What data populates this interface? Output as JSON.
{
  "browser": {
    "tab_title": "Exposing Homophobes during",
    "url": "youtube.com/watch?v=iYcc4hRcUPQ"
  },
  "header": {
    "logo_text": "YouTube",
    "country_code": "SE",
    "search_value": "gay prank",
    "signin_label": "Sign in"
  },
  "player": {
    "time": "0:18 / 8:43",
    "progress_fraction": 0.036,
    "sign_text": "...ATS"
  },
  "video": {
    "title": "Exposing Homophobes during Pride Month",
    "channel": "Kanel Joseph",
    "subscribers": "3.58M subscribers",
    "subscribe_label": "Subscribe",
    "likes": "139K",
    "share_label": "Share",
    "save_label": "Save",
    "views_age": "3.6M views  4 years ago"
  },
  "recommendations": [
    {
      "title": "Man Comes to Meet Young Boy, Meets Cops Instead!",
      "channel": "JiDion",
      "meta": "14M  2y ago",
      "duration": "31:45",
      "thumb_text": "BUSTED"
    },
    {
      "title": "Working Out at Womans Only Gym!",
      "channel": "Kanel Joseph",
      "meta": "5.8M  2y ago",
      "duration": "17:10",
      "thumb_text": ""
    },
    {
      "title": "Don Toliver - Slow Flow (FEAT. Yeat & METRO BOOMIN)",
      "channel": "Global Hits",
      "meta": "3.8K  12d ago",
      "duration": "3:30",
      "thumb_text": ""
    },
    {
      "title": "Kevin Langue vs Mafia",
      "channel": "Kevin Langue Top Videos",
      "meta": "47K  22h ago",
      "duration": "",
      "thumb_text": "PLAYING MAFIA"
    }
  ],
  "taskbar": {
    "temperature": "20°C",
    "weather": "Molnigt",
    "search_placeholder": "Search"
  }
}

++++++++++

CHALLENGE:
Identify all lines where the word "channel" shows up. Copy them.

SOLUTION FOR THIS TASK:
    "channel": "Kanel Joseph",
      "channel": "JiDion",
      "channel": "Kanel Joseph",
      "channel": "Global Hits",
      "channel": "Kevin Langue Top Videos",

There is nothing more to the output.